(THE PROBLEM):
Retype each entry below exactly as it stands.

══════════════════════════════

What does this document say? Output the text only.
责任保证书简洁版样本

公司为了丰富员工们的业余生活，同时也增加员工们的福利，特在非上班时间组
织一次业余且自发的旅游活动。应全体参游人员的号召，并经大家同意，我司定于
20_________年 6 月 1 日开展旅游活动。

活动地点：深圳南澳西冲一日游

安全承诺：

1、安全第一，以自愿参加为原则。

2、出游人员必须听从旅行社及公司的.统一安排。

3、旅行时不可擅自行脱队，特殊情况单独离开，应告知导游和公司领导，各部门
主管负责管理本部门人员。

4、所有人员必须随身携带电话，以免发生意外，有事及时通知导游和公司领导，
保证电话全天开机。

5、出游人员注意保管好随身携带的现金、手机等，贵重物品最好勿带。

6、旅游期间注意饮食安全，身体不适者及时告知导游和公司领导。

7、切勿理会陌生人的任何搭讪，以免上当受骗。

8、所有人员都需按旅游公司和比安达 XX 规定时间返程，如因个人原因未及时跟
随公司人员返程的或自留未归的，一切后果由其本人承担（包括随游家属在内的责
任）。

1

══════════════════════════════

(COMPLETED EXERCISE):
What does this document say? Output the text only.
责任保证书简洁版样本

公司为了丰富员工们的业余生活，同时也增加员工们的福利，特在非上班时间组
织一次业余且自发的旅游活动。应全体参游人员的号召，并经大家同意，我司定于
20_________年 6 月 1 日开展旅游活动。

活动地点：深圳南澳西冲一日游

安全承诺：

1、安全第一，以自愿参加为原则。

2、出游人员必须听从旅行社及公司的.统一安排。

3、旅行时不可擅自行脱队，特殊情况单独离开，应告知导游和公司领导，各部门
主管负责管理本部门人员。

4、所有人员必须随身携带电话，以免发生意外，有事及时通知导游和公司领导，
保证电话全天开机。

5、出游人员注意保管好随身携带的现金、手机等，贵重物品最好勿带。

6、旅游期间注意饮食安全，身体不适者及时告知导游和公司领导。

7、切勿理会陌生人的任何搭讪，以免上当受骗。

8、所有人员都需按旅游公司和比安达 XX 规定时间返程，如因个人原因未及时跟
随公司人员返程的或自留未归的，一切后果由其本人承担（包括随游家属在内的责
任）。

1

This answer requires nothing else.